— Written exercise 1 —
Render the stretch of rows from the start through the line containing "tab-about[interactable]: ABOUT xyxy=(421,83,528,122)" as a Markdown table with the columns Line and Content, one table row per line and blank lines left out.

EcomBert_NER_V1

Model description

EcomBert_NER_V1 is a span-based Named Entity Recognition (NER) model built on top of a BERT encoder with a GlobalPointer-style span classification head.

This repository exports and loads the model using a lightweight HuggingFace-style folder layout:

  • config.json
  • pytorch_model.bin
  • tokenizer files saved by transformers.AutoTokenizer.save_pretrained(...)

Parameter size: ~0.4B parameters (as configured/reported for this model card).

Intended uses & limitations

Intended uses

  • Extracting entity spans from short-to-medium English texts (e.g., product titles, user queries, support tickets).
  • Offline batch inference and evaluation.

Limitations

  • This is a span-scoring model: it predicts (label, start, end) spans. Overlapping spans are possible.
  • Output quality depends heavily on:
    • the training dataset schema and label definitions
    • the decision threshold (threshold)
    • tokenization behavior (subword boundaries)
  • Long inputs will be truncated to max_length.

— Rows —

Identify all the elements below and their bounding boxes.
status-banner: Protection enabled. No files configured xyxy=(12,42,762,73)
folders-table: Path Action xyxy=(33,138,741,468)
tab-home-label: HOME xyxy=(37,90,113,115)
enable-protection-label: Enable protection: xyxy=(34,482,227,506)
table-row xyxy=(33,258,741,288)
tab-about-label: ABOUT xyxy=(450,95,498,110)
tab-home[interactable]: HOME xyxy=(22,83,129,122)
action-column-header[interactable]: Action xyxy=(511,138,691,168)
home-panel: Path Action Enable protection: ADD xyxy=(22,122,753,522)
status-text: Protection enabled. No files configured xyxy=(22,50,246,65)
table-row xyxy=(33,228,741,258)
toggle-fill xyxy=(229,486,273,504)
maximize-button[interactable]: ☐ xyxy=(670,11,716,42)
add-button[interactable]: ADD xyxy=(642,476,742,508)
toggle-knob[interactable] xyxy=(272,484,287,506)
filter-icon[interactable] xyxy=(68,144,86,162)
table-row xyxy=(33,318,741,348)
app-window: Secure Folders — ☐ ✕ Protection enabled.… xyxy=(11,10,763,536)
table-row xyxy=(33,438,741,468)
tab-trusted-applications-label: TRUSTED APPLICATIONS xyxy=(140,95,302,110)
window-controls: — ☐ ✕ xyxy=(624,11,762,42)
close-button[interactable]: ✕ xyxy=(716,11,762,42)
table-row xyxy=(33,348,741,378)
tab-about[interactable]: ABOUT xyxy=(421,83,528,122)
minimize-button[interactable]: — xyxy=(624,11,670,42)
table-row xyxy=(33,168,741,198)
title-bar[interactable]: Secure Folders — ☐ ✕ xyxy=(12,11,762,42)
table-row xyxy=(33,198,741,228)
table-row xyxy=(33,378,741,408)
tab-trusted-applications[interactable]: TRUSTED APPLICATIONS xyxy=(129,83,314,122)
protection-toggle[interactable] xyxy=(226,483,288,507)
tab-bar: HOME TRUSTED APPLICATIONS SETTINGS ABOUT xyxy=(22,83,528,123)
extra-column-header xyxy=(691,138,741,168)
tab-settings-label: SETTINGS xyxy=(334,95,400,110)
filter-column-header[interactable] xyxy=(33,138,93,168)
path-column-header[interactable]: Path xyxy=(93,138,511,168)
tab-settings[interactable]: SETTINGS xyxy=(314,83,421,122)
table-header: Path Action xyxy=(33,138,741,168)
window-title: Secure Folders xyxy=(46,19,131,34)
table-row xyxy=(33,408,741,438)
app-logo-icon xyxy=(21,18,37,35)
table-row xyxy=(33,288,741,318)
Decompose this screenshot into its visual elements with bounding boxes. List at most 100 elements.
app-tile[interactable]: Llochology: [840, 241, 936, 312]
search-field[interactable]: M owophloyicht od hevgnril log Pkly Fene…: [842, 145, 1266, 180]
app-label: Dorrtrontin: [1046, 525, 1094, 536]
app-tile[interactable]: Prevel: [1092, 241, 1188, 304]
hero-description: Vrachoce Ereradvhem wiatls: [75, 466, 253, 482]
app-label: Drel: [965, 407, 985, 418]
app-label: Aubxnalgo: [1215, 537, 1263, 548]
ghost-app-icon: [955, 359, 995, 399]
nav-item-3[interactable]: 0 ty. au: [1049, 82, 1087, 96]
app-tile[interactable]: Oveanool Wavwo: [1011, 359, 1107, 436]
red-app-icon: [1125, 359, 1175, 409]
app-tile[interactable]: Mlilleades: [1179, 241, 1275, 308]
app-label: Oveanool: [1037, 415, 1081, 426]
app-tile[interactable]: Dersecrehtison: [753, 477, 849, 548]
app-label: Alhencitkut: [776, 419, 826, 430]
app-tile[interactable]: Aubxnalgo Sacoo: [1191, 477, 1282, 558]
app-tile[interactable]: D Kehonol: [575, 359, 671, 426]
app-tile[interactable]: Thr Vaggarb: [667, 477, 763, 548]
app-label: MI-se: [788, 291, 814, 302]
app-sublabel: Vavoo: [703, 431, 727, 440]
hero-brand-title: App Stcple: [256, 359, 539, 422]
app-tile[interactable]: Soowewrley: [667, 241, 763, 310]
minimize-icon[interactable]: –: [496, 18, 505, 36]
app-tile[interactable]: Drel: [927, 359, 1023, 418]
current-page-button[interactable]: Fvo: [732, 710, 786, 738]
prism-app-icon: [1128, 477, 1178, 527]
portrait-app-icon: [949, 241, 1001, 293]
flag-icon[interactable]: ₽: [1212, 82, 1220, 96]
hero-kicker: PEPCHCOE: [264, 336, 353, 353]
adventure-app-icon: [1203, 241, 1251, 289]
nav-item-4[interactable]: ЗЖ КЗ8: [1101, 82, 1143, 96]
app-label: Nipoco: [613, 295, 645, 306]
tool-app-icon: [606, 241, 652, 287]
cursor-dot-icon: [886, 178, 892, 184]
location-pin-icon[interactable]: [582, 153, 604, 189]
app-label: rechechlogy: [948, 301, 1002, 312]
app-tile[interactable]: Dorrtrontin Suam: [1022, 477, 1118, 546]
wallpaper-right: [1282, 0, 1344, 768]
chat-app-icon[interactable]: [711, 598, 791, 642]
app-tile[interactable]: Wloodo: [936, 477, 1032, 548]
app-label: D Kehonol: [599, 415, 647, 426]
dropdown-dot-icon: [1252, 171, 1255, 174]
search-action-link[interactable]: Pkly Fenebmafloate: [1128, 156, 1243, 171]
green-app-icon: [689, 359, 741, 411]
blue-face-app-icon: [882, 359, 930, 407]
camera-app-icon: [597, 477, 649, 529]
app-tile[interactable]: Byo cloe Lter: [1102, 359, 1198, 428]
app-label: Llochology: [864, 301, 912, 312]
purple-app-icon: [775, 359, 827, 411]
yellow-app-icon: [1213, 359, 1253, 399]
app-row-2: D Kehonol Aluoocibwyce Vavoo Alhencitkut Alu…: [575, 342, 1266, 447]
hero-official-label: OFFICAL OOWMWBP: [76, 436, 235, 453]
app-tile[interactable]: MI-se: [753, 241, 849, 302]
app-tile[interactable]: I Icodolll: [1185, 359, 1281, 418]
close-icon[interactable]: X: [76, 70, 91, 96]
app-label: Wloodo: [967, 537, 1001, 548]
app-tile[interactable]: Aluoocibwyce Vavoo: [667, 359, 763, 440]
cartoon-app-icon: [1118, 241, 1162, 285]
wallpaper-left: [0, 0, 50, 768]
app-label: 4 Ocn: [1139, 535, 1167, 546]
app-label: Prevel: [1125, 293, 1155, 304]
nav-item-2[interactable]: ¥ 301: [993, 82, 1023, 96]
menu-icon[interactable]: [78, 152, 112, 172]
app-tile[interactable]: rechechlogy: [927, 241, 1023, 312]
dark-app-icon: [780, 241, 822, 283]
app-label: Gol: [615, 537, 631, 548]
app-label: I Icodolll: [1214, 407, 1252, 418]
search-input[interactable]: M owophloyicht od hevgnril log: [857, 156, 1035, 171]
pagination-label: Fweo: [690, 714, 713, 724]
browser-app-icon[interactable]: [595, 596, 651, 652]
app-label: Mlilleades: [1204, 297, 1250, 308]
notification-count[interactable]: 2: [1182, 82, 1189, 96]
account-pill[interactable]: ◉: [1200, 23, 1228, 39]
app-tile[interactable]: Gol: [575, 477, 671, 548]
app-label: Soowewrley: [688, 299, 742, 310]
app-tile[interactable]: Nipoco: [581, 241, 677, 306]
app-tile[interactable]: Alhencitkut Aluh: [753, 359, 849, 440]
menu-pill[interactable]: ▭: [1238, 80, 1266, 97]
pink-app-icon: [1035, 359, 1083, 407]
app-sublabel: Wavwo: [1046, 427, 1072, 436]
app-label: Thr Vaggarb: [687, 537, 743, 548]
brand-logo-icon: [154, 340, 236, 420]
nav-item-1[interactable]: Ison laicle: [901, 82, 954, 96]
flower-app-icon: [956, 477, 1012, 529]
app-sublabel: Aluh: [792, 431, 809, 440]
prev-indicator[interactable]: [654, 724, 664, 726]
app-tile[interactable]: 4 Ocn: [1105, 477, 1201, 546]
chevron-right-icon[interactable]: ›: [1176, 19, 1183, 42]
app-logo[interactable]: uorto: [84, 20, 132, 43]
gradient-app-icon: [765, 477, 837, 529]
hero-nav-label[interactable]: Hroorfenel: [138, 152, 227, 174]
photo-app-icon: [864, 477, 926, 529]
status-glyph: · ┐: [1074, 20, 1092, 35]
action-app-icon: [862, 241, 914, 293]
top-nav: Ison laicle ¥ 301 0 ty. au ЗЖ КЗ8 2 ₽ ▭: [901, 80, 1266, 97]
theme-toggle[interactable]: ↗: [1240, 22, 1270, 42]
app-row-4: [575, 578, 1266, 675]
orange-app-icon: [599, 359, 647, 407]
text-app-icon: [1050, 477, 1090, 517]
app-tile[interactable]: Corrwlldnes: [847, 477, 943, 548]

— Written exercise 2 —
In the EcomBert_NER_V1 model card, what style of span classification head sits on top of the BERT encoder?

— Correct answer 1 —
| Line | Content |
|---|---|
| 1 | Identify all the elements below and their bounding boxes. |
| 2 | status-banner: Protection enabled. No files configured xyxy=(12,42,762,73) |
| 3 | folders-table: Path Action xyxy=(33,138,741,468) |
| 4 | tab-home-label: HOME xyxy=(37,90,113,115) |
| 5 | enable-protection-label: Enable protection: xyxy=(34,482,227,506) |
| 6 | table-row xyxy=(33,258,741,288) |
| 7 | tab-about-label: ABOUT xyxy=(450,95,498,110) |
| 8 | tab-home[interactable]: HOME xyxy=(22,83,129,122) |
| 9 | action-column-header[interactable]: Action xyxy=(511,138,691,168) |
| 10 | home-panel: Path Action Enable protection: ADD xyxy=(22,122,753,522) |
| 11 | status-text: Protection enabled. No files configured xyxy=(22,50,246,65) |
| 12 | table-row xyxy=(33,228,741,258) |
| 13 | toggle-fill xyxy=(229,486,273,504) |
| 14 | maximize-button[interactable]: ☐ xyxy=(670,11,716,42) |
| 15 | add-button[interactable]: ADD xyxy=(642,476,742,508) |
| 16 | toggle-knob[interactable] xyxy=(272,484,287,506) |
| 17 | filter-icon[interactable] xyxy=(68,144,86,162) |
| 18 | table-row xyxy=(33,318,741,348) |
| 19 | app-window: Secure Folders — ☐ ✕ Protection enabled.… xyxy=(11,10,763,536) |
| 20 | table-row xyxy=(33,438,741,468) |
| 21 | tab-trusted-applications-label: TRUSTED APPLICATIONS xyxy=(140,95,302,110) |
| 22 | window-controls: — ☐ ✕ xyxy=(624,11,762,42) |
| 23 | close-button[interactable]: ✕ xyxy=(716,11,762,42) |
| 24 | table-row xyxy=(33,348,741,378) |
| 25 | tab-about[interactable]: ABOUT xyxy=(421,83,528,122) |

— Correct answer 2 —
A GlobalPointer-style span classification head.